SUPPLIED DATA:
[BEGIN]
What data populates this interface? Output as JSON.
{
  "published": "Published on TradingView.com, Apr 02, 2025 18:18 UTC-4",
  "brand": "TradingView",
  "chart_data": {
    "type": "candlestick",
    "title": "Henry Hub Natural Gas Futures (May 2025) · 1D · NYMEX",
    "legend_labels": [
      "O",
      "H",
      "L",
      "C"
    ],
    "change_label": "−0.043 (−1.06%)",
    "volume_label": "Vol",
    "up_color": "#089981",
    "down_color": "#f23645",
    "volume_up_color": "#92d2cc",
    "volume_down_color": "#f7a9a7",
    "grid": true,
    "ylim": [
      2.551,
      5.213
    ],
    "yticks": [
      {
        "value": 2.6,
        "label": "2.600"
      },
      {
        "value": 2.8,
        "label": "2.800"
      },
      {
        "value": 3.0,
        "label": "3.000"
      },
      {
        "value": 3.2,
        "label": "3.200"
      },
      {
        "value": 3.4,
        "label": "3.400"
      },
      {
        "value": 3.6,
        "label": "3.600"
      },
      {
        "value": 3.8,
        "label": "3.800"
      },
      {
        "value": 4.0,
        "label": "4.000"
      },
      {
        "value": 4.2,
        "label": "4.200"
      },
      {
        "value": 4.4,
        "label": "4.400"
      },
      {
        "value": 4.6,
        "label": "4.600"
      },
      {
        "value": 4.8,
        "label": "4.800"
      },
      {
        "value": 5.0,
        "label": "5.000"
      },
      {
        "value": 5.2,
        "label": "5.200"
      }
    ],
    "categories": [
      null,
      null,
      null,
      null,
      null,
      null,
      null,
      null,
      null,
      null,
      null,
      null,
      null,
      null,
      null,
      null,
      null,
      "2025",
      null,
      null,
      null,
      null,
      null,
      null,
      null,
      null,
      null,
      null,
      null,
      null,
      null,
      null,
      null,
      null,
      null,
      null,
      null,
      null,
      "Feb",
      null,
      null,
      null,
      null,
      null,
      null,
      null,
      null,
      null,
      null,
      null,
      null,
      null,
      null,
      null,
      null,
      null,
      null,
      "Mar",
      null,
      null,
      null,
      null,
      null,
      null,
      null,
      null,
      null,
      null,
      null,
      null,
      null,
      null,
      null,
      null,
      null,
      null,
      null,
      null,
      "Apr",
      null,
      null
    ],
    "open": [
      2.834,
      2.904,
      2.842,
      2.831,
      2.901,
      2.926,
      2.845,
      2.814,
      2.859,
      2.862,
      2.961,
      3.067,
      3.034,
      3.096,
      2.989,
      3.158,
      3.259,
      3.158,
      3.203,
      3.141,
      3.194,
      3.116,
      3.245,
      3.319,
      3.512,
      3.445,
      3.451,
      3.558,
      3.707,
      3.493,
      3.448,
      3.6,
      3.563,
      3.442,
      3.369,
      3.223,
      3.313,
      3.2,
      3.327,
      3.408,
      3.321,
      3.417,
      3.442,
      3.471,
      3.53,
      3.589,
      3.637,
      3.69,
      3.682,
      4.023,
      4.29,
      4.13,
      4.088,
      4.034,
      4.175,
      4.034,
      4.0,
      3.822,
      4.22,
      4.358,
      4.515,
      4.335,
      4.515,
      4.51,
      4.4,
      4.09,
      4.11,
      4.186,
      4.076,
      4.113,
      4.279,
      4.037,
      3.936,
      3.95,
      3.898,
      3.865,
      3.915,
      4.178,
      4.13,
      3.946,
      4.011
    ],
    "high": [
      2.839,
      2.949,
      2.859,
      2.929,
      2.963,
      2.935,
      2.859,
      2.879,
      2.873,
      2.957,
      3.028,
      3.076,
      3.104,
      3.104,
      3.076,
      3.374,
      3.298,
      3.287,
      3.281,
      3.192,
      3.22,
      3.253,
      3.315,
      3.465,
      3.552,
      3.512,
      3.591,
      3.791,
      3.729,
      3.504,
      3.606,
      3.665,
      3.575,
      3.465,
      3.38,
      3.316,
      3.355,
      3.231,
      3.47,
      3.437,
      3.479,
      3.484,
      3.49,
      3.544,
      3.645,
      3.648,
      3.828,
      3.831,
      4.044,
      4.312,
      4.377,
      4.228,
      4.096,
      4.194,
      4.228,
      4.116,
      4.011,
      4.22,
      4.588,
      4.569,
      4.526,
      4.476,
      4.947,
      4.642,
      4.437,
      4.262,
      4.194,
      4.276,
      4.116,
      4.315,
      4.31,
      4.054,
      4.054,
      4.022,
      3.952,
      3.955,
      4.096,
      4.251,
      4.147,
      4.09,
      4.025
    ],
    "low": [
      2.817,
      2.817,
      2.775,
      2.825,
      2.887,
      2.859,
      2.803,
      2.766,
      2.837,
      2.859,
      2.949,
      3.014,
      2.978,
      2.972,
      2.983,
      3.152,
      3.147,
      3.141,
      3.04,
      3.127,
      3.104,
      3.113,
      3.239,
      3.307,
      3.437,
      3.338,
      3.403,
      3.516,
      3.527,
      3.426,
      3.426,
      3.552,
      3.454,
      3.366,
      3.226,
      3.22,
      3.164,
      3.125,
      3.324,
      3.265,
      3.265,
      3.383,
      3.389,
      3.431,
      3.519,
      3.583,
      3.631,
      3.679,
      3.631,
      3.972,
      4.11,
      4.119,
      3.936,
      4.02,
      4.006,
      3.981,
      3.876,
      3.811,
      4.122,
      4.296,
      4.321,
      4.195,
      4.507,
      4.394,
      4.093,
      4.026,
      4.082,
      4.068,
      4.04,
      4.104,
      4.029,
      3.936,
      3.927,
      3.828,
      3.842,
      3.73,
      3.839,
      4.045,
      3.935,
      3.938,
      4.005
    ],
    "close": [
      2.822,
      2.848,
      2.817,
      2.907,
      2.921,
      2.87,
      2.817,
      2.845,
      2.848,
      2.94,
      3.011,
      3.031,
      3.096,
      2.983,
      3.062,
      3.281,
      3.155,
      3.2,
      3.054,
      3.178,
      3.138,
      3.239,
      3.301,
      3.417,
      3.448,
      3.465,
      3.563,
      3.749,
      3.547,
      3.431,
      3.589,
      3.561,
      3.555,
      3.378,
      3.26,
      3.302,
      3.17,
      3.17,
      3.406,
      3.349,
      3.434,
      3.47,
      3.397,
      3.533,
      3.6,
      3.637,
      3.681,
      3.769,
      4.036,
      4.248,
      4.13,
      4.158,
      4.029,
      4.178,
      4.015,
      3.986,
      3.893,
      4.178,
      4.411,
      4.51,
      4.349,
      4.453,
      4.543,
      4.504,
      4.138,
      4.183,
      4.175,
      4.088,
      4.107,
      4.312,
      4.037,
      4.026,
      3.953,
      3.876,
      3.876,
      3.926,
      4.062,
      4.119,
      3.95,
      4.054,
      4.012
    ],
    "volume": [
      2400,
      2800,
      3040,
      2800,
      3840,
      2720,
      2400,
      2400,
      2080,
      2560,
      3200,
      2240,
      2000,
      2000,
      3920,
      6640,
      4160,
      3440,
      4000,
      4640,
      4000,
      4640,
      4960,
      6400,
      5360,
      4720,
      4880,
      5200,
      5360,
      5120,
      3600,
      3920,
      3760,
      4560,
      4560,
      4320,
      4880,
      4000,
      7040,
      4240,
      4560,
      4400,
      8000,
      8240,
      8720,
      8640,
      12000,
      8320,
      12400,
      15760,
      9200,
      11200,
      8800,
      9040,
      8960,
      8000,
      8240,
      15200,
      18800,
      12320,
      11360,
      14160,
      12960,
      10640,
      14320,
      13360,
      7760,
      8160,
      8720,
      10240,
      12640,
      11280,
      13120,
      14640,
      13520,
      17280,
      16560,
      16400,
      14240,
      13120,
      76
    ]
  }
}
[END]
From the listing above, copy every line that includes the word "TradingView".

  "published": "Published on TradingView.com, Apr 02, 2025 18:18 UTC-4",
  "brand": "TradingView",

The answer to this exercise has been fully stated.